- Work item: Your answer should consist of every line in the records that holds "Studies".

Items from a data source
━━━━━━━━━━━━━━━━━━━━
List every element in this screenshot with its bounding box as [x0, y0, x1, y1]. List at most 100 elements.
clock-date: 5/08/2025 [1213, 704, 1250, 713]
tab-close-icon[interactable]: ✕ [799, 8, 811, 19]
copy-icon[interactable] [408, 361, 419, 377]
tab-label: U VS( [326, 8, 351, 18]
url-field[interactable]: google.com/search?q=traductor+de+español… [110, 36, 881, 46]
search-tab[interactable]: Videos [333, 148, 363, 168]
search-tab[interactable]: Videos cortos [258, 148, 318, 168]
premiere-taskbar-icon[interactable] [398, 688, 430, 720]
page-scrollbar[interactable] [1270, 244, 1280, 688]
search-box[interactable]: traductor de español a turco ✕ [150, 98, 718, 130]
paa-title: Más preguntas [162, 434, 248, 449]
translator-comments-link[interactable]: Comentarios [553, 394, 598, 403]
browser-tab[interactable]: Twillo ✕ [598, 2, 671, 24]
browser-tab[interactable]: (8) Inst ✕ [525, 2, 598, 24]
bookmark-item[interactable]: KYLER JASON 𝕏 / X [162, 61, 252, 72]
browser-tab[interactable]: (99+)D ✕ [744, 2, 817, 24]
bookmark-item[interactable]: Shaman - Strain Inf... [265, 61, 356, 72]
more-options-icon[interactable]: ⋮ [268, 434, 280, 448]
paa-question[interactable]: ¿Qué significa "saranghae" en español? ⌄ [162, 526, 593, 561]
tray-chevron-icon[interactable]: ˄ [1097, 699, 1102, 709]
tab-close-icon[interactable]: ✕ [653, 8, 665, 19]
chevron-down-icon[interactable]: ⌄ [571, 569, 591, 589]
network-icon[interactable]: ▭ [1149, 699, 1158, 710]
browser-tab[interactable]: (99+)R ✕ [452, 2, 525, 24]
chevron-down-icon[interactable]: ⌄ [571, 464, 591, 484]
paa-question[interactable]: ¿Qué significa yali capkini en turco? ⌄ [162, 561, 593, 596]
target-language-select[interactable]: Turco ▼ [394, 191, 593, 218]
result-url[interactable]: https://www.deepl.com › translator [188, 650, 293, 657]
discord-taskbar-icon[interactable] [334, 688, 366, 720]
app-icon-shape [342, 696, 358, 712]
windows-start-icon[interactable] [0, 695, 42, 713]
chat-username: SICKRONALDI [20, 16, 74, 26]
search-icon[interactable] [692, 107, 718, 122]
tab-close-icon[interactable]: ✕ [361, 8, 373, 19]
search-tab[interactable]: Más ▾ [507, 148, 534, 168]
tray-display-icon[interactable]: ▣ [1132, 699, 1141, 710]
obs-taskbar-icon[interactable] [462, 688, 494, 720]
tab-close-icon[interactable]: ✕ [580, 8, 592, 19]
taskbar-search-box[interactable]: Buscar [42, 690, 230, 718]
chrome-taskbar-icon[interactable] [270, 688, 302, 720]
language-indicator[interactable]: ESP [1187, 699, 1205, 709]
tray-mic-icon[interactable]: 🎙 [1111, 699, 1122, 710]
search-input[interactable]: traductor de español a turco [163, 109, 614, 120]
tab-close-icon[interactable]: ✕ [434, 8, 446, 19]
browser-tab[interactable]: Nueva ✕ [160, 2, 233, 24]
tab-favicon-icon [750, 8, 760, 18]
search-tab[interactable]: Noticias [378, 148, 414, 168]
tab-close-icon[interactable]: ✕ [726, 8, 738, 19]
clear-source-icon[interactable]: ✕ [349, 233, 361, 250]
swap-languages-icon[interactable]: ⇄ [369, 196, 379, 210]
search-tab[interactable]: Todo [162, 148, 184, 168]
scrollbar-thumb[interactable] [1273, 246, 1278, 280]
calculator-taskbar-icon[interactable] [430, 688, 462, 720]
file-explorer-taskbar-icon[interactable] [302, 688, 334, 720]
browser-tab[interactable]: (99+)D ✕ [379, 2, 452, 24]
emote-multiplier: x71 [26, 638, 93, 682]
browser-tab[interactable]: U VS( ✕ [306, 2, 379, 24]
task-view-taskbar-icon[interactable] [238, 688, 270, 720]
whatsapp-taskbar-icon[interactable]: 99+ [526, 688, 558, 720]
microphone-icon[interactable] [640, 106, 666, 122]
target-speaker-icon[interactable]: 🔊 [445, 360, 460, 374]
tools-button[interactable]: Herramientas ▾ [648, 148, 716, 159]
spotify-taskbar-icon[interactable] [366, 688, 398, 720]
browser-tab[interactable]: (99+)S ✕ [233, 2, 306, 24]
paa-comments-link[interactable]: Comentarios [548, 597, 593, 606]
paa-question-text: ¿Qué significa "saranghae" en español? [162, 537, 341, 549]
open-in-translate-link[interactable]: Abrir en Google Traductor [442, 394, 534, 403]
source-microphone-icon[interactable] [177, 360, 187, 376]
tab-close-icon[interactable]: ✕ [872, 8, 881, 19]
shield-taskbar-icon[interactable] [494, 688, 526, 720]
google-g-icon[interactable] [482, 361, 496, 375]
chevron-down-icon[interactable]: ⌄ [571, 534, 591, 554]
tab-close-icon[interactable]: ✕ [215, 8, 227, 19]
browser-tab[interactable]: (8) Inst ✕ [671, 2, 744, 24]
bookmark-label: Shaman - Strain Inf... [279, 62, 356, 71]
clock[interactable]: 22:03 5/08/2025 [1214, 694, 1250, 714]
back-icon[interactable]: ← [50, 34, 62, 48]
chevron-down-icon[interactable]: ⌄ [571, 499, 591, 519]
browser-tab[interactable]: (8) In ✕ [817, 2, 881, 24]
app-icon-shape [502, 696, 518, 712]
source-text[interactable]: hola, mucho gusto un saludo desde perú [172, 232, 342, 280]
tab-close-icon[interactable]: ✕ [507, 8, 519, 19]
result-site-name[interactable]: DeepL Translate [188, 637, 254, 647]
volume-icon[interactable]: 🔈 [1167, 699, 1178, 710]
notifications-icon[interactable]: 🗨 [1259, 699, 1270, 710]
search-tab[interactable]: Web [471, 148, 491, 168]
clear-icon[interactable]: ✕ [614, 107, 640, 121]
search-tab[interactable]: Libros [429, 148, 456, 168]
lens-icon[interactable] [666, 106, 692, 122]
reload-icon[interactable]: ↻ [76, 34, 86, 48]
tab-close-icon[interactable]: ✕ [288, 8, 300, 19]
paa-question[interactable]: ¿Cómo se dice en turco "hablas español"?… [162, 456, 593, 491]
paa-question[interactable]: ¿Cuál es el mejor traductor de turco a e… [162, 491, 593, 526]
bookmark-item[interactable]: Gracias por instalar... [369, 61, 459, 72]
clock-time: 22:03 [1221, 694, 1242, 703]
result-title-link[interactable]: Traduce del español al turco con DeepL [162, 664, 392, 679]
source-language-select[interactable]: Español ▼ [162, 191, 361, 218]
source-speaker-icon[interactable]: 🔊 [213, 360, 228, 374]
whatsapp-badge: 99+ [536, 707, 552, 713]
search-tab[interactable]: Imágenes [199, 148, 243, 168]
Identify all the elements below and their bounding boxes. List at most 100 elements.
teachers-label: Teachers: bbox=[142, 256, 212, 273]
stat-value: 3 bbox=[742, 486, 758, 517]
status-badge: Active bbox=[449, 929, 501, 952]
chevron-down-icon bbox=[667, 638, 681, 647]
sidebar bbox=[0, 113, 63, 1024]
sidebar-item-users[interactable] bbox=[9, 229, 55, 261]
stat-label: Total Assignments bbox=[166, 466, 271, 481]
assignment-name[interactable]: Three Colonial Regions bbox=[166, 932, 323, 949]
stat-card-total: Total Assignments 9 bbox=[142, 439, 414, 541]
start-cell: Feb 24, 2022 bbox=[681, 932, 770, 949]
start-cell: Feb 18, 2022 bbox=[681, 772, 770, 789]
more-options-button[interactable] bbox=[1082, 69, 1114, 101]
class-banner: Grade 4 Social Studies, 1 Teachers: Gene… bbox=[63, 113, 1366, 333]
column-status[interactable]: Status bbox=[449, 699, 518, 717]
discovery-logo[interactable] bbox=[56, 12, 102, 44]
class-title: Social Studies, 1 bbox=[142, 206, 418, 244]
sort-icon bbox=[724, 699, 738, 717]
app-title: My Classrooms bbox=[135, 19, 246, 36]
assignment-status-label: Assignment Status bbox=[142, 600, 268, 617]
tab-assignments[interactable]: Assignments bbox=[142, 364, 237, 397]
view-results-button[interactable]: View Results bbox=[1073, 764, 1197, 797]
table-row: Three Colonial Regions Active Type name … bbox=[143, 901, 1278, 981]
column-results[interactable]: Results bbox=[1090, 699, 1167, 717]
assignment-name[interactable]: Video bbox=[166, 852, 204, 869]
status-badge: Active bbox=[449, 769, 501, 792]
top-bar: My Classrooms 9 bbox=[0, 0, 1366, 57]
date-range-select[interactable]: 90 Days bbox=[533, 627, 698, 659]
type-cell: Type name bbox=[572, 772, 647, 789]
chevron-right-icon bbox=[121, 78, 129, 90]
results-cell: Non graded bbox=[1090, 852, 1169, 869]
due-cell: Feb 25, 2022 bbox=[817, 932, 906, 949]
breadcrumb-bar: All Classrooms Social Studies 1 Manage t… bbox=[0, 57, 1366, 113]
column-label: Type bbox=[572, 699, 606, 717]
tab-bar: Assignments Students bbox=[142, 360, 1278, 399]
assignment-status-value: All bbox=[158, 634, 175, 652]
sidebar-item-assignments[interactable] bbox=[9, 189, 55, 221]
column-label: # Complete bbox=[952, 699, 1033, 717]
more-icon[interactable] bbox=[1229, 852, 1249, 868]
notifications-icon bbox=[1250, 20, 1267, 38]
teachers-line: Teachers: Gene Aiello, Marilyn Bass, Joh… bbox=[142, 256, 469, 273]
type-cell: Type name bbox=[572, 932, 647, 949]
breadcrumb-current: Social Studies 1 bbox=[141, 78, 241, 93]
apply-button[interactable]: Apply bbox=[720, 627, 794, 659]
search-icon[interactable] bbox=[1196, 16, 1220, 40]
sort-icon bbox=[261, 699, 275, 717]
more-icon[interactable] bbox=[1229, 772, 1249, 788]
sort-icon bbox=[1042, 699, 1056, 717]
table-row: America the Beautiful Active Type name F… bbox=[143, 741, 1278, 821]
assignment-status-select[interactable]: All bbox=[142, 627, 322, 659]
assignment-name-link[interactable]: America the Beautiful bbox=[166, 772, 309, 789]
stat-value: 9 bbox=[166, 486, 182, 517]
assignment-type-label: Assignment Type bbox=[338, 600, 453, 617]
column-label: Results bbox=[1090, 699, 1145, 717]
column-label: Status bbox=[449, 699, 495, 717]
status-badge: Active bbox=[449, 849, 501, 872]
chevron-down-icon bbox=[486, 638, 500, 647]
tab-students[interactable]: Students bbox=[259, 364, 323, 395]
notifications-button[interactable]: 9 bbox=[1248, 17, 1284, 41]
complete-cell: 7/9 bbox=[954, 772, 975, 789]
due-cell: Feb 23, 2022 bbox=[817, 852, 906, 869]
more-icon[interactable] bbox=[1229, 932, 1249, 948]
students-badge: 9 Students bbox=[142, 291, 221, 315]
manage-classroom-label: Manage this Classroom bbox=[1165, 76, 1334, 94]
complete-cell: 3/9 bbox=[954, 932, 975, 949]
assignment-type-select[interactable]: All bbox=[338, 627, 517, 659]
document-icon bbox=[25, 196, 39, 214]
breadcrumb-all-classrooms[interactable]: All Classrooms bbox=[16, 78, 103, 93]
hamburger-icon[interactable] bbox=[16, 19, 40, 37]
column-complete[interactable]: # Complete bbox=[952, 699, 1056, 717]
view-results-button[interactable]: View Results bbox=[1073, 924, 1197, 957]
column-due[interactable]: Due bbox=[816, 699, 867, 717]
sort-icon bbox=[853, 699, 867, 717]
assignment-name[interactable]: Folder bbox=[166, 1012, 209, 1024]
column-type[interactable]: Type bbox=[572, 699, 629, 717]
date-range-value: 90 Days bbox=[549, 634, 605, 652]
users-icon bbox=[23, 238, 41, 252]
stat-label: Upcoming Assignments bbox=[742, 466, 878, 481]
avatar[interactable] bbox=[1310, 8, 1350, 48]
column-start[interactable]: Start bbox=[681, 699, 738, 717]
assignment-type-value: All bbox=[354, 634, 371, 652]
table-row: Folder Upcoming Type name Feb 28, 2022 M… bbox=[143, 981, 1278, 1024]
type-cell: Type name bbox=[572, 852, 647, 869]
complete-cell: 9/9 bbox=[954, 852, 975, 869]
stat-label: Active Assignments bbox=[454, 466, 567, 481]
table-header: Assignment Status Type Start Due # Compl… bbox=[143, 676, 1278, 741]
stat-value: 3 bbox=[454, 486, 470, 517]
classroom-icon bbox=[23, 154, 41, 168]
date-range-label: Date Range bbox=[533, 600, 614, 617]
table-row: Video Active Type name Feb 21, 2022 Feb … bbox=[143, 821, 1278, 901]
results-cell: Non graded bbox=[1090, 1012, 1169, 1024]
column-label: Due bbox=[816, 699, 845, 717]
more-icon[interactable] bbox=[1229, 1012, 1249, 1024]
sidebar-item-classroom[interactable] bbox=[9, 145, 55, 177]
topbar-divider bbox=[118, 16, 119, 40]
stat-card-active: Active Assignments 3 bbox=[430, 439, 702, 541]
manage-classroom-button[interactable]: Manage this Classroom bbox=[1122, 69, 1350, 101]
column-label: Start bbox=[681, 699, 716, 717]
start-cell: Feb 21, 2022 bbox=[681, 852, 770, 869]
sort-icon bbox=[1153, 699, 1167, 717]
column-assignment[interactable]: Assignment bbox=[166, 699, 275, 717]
━━━━━━━━━━━━━━━━━━━━
- Exercise output:
class-banner: Grade 4 Social Studies, 1 Teachers: Gene… bbox=[63, 113, 1366, 333]
class-title: Social Studies, 1 bbox=[142, 206, 418, 244]
breadcrumb-bar: All Classrooms Social Studies 1 Manage t… bbox=[0, 57, 1366, 113]
breadcrumb-current: Social Studies 1 bbox=[141, 78, 241, 93]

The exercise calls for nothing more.